* [ENUNCIADO]
Reproduza fielmente o trecho do texto sobre adimplemento substancial que vai de "Não é difícil" até "ao devido ressarcimento.".

═══ DOCUMENTO

A jurisprudência adota o que se chama de teoria do adimplemento substancial ou adimplemento satisfatório, tese importada das cortes jurídicas da Inglaterra, onde é aplicada desde o século XVIII. Em resumo, essa teoria alberga a pretensão do devedor que se insurge contra a rescisão contratual e suas consequências, quando rescindido unilateralmente pelo credor com base no inadimplemento de parcelas. Em tais casos, se restar constatado que os pagamentos feitos pelo devedor apontam para a conclusão de que houve adimplemento de maior parte das parcelas, então, há, implicitamente, um desinteresse na rescisão contratual comum às duas partes, razão pela qual o negócio jurídico deve permanecer. Como brilhantemente observa Thiago Drummond de Paula Lins, a obrigação não se esgota na prestação principal e a responsabilidade patrimonial do devedor nem sempre se configura, quando descumprido o dever atinente à prestação principal. Isto porque o Direito Contemporâneo e, em particular, nosso ordenamento constitucional é fundado na dignidade da pessoa humana (artigo 1º, inciso III da Constituição Federal), “razão pela qual a tutela jurisdicional incide não somente sobre os direitos patrimoniais, mas essencialmente, sobre os direitos existenciais [...]” (LINS, 2009).
Nesse contexto, importante afirmar que a teoria do adimplemento substancial analisa a obrigação em seu aspecto essencial, e não secundário. O que de fato examina é se a obrigação foi cumprida, no caso concreto, em seus pontos essenciais. Essa teoria jurídica não permite, por exemplo, a resolução do vínculo contratual se houver cumprimento significativo, expressivo das obrigações assumidas. Assim, seguindo o entendimento de José Ricardo Alvarez Vianna, se insignificante ou ínfimo o “descumprimento” do contrato diante do todo obrigacional “não há de se decretar a resolução do contrato, de maneira mecânica e autômata, sobretudo se isso conduzir à iniqüidade ou contrariar os ideais de Justiça (VIANNA, 2008).
Não é difícil perceber as consequências desses atos, pois o segurado irá, sem dúvida, ser prejudicado. Em casos dessa natureza, a tipificação do dano material (dano ao patrimônio) é iminente e além dele, é possível também a aplicação dos danos morais (extrapatrimonial) às credoras (seguradoras) na prática dos atos de má-fé como já afirmado. Ressalte-se que no direito moderno a dificuldade de mensurar o dano moral ou dano psíquico é grande, pois em se tratando de dano material, ocorrido o dano e identificado o agente causador, nasce para a vítima a pretensão ao devido ressarcimento.

══════
═══ DADOS FORNECIDOS

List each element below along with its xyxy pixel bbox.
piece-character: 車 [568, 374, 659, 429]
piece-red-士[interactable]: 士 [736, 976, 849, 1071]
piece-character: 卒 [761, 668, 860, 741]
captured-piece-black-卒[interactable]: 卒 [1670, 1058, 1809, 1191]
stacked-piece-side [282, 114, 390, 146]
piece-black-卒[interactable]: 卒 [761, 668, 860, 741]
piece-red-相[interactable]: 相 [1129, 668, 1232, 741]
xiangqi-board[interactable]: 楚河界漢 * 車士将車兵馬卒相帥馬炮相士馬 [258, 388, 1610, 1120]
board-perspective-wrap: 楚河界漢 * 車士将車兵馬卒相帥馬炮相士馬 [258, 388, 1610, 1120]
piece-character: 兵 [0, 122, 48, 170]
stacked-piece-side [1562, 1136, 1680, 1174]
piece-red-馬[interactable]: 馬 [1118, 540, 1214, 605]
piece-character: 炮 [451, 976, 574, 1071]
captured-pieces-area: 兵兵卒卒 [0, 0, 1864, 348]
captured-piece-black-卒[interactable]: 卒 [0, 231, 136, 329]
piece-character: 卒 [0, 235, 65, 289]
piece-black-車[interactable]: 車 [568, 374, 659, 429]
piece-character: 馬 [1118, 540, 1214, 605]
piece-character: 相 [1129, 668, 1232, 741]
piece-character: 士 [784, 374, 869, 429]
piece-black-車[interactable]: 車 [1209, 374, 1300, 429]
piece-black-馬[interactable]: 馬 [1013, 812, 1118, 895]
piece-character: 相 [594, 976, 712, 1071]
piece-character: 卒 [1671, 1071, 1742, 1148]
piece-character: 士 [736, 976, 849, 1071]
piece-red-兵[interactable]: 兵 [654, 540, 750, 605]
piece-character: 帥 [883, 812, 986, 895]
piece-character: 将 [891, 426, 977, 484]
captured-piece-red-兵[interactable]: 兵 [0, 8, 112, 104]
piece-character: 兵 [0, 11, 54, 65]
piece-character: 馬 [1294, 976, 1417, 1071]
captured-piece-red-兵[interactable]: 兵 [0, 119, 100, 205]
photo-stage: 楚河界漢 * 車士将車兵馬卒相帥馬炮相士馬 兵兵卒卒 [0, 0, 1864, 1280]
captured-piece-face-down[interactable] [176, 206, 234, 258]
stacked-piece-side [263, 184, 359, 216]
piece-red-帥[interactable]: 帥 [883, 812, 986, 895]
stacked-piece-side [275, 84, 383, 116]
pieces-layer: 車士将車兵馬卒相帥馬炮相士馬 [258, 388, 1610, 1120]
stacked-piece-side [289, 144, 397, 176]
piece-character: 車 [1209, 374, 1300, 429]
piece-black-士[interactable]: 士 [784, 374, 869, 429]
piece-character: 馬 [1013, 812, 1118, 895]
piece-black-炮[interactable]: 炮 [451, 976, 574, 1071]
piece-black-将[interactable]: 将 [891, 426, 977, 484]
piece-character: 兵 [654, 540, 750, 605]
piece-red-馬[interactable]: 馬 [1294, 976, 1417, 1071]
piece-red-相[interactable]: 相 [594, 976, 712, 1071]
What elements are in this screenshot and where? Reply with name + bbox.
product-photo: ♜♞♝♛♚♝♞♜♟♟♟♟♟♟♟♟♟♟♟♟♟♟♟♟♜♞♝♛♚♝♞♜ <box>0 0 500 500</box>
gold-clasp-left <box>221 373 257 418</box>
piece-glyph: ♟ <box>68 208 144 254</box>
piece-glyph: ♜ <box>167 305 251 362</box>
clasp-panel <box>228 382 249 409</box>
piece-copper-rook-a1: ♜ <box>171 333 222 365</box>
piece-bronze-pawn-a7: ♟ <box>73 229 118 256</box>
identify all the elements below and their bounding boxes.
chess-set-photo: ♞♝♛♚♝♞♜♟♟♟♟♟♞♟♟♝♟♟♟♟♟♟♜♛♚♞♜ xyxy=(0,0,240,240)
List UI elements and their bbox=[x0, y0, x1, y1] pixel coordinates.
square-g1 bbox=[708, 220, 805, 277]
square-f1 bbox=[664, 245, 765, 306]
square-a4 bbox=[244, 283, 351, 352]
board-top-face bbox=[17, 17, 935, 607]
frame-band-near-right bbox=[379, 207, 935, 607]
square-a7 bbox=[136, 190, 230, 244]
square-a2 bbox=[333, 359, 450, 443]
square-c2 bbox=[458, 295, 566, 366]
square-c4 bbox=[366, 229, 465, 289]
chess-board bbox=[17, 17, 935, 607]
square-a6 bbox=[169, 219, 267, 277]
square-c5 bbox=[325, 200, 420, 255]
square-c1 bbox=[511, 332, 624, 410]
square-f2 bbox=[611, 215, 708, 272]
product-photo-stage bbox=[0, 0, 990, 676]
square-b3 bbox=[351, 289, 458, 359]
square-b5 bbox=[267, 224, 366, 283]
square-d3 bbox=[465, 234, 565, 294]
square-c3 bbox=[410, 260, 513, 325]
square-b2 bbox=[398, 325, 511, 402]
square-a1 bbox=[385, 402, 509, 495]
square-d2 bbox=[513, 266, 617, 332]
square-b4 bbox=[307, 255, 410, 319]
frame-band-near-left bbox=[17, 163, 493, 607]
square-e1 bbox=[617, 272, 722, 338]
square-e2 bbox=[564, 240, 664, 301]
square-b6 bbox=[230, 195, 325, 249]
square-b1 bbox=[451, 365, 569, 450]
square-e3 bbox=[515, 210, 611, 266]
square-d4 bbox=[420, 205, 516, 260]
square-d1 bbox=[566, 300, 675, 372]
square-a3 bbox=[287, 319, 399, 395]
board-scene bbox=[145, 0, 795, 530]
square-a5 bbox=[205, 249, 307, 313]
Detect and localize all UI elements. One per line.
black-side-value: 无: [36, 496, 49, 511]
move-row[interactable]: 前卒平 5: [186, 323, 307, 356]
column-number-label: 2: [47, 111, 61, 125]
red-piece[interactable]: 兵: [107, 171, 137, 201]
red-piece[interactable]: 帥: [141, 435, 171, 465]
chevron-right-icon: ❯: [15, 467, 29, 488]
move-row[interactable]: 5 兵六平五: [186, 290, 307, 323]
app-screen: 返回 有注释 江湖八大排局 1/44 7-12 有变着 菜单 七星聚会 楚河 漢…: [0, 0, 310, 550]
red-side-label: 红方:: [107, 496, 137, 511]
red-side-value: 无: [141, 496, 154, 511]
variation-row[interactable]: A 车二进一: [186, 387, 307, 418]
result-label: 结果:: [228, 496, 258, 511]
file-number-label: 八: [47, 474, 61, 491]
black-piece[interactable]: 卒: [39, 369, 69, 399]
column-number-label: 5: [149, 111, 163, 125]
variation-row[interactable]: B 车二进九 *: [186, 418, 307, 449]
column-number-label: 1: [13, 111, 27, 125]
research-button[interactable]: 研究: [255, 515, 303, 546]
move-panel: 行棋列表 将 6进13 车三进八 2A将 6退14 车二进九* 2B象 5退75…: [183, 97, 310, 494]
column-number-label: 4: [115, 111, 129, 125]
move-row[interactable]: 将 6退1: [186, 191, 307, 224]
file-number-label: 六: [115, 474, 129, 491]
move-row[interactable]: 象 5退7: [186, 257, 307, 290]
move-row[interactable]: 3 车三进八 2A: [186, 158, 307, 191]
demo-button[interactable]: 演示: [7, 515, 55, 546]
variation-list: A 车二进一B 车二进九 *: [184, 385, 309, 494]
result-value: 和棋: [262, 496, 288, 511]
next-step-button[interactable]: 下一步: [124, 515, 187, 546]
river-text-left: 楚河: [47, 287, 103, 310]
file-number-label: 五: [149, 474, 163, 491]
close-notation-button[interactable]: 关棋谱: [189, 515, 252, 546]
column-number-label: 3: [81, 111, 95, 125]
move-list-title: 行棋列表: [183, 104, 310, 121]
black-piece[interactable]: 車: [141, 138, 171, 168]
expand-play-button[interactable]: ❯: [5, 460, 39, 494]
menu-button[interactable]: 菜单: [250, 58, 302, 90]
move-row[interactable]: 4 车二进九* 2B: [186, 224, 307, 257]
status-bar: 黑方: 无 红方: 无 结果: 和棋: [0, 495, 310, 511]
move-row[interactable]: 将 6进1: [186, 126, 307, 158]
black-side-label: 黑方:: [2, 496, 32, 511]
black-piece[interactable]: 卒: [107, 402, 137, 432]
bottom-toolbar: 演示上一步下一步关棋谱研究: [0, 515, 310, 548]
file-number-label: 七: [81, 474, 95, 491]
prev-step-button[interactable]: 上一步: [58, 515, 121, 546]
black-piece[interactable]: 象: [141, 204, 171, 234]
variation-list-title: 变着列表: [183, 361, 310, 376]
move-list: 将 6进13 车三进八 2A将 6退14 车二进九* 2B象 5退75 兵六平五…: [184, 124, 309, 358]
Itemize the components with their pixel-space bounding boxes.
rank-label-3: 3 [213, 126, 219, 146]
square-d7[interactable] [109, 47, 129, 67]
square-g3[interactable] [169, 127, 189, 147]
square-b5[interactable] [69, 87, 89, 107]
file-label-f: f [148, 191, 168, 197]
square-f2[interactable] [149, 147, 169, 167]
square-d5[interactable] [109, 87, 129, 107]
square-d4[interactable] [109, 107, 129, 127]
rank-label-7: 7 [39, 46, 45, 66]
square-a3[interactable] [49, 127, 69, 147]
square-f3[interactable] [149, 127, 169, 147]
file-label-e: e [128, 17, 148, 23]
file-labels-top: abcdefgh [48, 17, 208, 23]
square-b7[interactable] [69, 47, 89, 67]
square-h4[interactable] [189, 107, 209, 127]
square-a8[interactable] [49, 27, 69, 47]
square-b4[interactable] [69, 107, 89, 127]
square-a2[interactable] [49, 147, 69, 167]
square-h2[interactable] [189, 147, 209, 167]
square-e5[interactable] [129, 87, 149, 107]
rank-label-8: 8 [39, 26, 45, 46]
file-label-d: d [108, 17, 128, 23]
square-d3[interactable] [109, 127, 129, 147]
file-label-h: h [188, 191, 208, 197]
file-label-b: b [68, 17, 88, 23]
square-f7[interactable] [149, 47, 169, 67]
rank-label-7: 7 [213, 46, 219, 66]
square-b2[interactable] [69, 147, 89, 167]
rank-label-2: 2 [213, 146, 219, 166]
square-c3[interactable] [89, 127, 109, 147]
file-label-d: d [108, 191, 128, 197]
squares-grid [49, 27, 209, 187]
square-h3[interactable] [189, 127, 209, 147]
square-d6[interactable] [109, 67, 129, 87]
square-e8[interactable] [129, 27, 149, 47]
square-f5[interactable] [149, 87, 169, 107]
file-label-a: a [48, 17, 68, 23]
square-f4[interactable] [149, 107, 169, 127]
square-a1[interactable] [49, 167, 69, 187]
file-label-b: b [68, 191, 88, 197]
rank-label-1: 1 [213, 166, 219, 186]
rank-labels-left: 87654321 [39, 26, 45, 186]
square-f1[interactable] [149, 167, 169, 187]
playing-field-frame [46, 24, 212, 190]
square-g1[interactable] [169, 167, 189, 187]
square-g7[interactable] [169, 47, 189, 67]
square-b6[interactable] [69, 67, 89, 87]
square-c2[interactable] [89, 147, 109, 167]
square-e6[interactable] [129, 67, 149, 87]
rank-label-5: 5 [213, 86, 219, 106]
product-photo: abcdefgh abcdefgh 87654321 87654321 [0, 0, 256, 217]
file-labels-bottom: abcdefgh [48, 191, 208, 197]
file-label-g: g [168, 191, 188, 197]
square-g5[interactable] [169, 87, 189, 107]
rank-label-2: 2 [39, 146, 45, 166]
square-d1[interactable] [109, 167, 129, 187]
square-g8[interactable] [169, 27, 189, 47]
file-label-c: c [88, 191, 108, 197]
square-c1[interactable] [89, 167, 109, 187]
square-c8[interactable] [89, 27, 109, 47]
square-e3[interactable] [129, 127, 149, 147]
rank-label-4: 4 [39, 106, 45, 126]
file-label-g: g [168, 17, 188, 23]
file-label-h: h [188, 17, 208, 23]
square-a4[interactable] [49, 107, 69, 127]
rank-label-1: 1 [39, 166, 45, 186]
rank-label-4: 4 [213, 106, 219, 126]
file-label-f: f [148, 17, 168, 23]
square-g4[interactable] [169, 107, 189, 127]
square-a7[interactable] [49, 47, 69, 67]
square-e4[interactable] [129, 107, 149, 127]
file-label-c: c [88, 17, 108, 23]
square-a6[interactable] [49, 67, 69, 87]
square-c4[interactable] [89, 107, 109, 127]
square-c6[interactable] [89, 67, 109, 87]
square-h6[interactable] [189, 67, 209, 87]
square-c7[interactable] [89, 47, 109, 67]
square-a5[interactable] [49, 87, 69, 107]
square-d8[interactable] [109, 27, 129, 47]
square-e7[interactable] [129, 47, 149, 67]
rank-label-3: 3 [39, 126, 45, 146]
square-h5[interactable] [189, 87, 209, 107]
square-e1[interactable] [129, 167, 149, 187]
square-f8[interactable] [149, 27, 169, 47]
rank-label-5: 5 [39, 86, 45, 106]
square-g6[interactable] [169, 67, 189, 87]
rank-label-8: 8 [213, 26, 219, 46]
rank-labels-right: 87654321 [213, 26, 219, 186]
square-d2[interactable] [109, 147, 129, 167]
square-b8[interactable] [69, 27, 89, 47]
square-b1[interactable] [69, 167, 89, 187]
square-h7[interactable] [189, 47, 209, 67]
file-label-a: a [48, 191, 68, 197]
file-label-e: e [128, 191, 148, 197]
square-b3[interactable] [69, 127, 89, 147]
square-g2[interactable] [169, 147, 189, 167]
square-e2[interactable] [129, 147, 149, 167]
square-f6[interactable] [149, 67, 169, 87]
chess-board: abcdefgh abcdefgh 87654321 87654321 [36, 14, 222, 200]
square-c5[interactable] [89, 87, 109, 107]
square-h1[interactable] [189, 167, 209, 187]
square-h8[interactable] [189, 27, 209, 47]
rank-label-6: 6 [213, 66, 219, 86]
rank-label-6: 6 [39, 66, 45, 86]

══════

* [RESOLUÇÃO]
Não é difícil perceber as consequências desses atos, pois o segurado irá, sem dúvida, ser prejudicado. Em casos dessa natureza, a tipificação do dano material (dano ao patrimônio) é iminente e além dele, é possível também a aplicação dos danos morais (extrapatrimonial) às credoras (seguradoras) na prática dos atos de má-fé como já afirmado. Ressalte-se que no direito moderno a dificuldade de mensurar o dano moral ou dano psíquico é grande, pois em se tratando de dano material, ocorrido o dano e identificado o agente causador, nasce para a vítima a pretensão ao devido ressarcimento.